Task data:
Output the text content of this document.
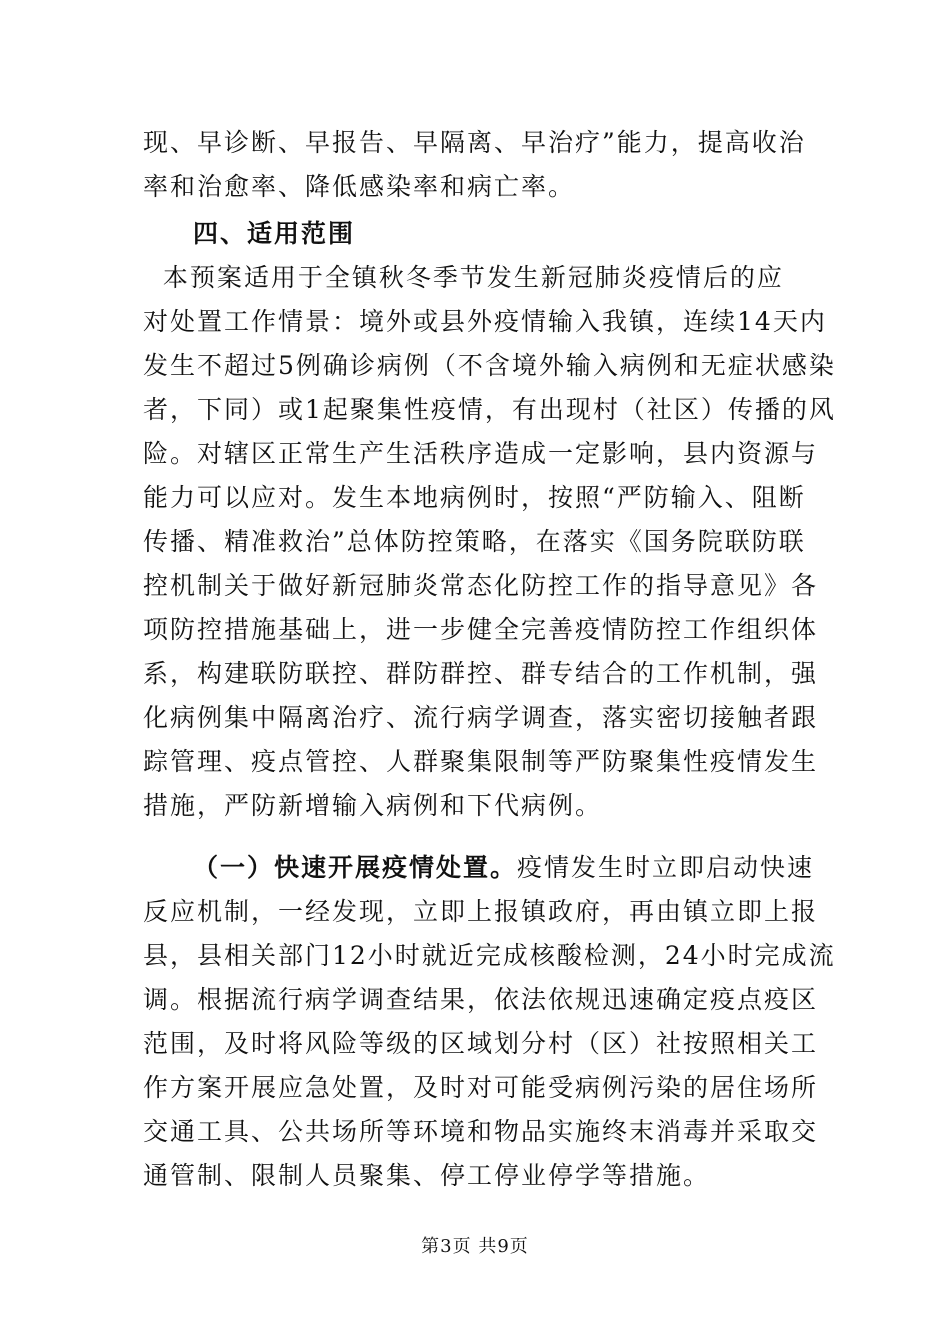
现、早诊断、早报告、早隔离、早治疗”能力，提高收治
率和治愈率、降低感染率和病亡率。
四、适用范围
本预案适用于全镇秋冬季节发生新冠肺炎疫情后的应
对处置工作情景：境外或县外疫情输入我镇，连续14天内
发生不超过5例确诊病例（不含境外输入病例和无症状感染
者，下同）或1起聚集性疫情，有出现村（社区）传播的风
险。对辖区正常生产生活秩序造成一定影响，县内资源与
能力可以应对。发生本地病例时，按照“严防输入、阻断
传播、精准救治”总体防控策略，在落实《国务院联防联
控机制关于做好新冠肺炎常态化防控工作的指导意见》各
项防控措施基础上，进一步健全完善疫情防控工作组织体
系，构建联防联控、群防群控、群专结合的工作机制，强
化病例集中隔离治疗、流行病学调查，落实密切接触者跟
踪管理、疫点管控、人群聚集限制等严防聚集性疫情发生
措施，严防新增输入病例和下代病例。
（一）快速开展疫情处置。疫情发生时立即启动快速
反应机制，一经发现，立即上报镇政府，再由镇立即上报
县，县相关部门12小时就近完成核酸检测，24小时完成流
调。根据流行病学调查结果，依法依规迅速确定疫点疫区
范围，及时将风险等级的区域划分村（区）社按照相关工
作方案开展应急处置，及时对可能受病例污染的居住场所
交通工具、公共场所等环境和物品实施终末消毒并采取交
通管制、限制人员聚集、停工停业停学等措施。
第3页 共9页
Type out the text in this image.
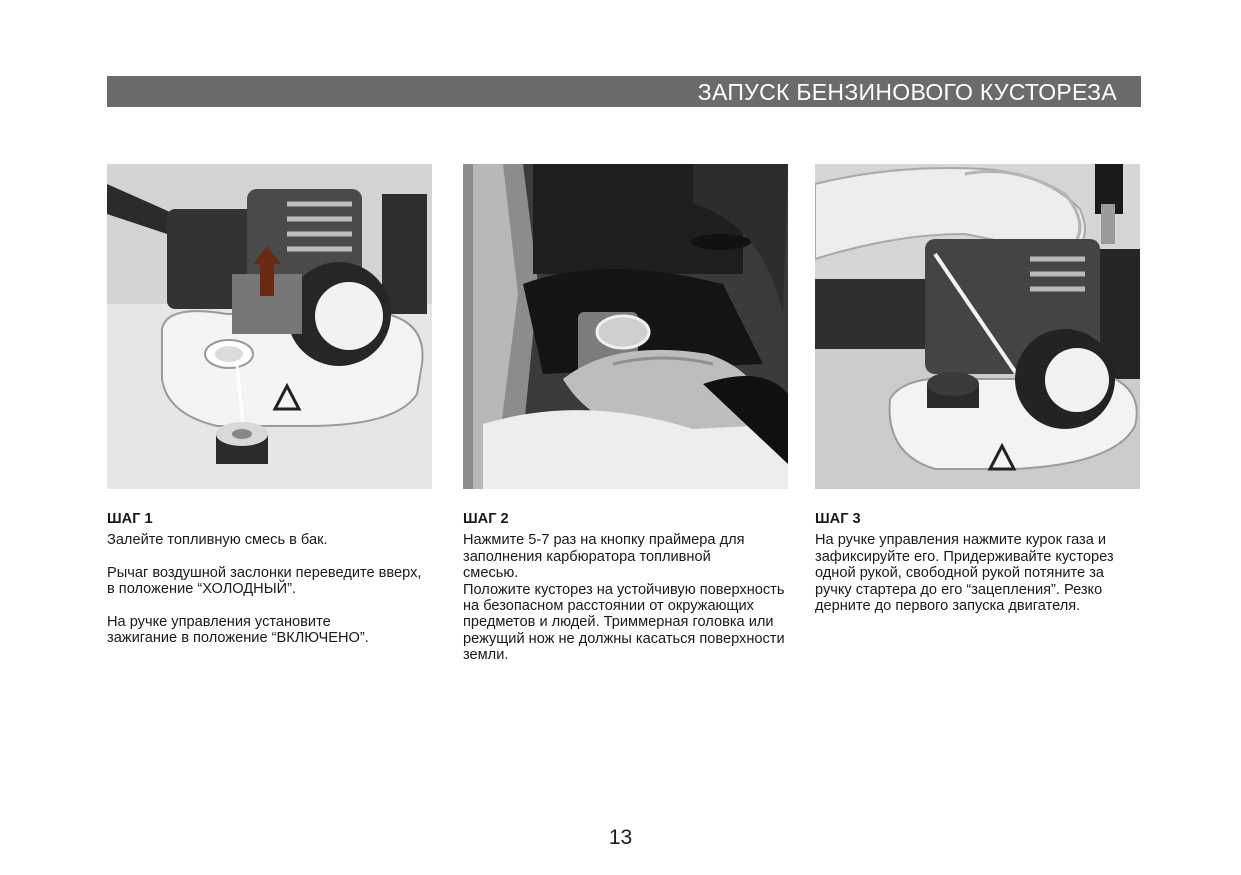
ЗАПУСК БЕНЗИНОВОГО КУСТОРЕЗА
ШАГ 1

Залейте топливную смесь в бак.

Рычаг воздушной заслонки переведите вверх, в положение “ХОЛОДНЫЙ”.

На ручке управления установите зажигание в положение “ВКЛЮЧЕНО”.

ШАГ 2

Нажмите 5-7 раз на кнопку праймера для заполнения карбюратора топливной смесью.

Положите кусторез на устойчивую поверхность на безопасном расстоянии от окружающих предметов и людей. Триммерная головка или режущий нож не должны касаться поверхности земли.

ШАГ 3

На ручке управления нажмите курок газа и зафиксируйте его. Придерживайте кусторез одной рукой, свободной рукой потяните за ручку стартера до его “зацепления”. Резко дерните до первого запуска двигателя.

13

Set problem:
From the data above, copy each line that holds "управления".

Task answer:
На ручке управления установите зажигание в положение “ВКЛЮЧЕНО”.
На ручке управления нажмите курок газа и зафиксируйте его. Придерживайте кусторез одной рукой, свободной рукой потяните за ручку стартера до его “зацепления”. Резко дерните до первого запуска двигателя.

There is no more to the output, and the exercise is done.